Data entries

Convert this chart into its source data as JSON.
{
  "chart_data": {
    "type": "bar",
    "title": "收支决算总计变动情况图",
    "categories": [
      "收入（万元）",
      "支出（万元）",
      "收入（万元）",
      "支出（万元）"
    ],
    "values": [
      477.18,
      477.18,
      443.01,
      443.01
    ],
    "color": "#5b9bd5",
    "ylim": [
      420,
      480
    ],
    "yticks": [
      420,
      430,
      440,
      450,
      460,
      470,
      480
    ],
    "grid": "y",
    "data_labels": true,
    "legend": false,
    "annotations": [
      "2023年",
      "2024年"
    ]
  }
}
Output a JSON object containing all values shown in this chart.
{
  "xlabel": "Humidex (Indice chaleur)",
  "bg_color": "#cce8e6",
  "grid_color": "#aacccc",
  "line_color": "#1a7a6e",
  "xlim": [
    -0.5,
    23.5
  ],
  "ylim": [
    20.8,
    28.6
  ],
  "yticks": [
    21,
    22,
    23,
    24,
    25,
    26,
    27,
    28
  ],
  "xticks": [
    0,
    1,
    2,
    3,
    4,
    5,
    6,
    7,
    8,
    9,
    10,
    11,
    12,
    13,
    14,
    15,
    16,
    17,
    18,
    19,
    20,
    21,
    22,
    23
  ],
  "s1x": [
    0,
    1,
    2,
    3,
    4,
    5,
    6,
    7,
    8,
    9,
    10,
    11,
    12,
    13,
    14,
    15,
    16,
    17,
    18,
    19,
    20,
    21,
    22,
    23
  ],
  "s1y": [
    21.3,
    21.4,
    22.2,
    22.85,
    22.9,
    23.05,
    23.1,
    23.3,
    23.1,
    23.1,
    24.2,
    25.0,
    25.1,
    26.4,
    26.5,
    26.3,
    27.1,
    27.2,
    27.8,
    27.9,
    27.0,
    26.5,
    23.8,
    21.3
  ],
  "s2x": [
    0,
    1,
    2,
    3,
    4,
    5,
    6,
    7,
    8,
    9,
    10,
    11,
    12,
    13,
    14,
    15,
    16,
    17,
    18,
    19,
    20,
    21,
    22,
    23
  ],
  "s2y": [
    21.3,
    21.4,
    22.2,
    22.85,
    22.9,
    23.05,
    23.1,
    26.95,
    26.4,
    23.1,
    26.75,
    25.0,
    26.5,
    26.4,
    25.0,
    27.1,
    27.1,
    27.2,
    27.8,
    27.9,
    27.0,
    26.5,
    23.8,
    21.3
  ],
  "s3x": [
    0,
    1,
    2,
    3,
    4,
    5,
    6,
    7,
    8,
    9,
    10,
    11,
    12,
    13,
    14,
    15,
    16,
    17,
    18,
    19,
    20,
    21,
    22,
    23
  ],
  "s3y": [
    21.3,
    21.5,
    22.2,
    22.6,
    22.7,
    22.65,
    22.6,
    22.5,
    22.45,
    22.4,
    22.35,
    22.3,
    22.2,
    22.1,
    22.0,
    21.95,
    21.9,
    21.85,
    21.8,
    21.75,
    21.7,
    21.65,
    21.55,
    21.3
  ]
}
---
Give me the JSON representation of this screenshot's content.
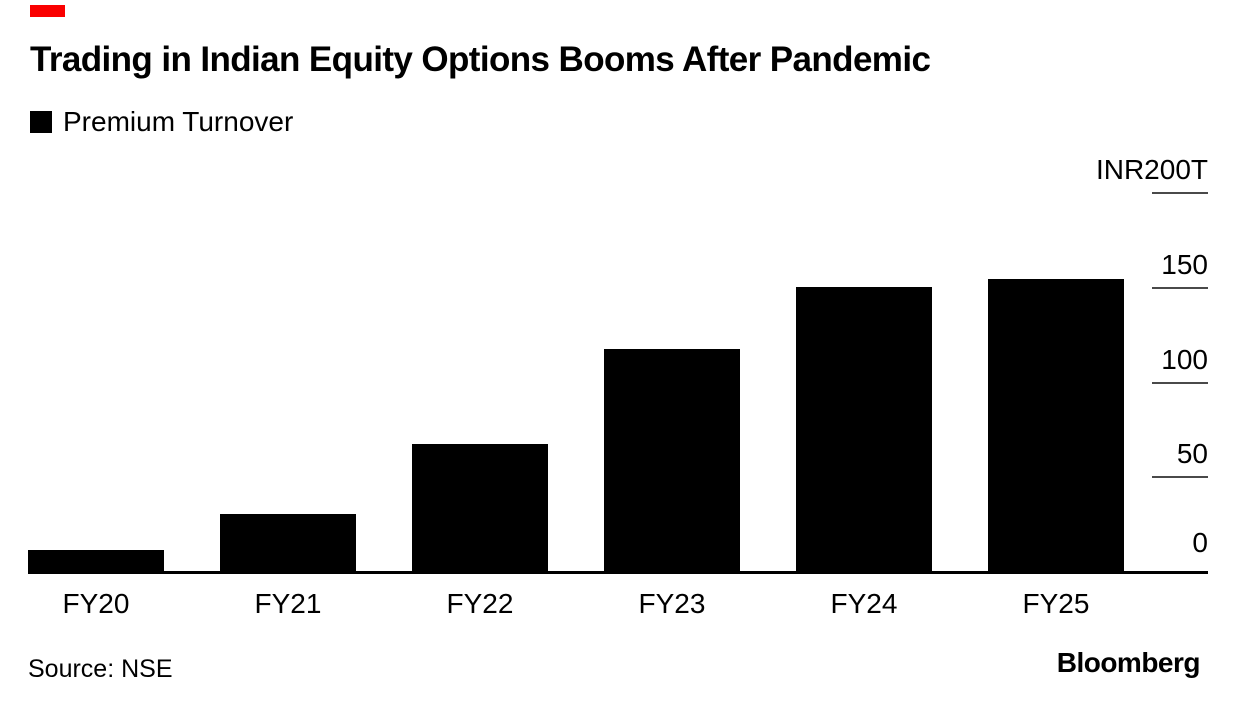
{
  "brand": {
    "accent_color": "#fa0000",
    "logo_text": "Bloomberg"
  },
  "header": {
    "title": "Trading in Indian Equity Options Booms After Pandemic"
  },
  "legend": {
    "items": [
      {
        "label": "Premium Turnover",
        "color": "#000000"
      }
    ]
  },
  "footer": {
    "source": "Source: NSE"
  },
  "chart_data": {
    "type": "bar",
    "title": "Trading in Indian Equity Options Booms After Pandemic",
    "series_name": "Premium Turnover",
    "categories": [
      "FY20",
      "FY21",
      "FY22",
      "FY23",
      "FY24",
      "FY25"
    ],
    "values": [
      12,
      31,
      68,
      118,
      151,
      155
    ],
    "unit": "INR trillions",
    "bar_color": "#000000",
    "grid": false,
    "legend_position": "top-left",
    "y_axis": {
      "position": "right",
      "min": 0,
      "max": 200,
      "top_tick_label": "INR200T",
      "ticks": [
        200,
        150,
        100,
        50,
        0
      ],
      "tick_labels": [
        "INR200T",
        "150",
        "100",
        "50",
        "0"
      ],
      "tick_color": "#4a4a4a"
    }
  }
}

Aim of the task:
Lines holding the word "source" in the entries above are the ones to pull out. Copy them all.

Completed task:
Convert this chart into its source data as JSON.
    "source": "Source: NSE"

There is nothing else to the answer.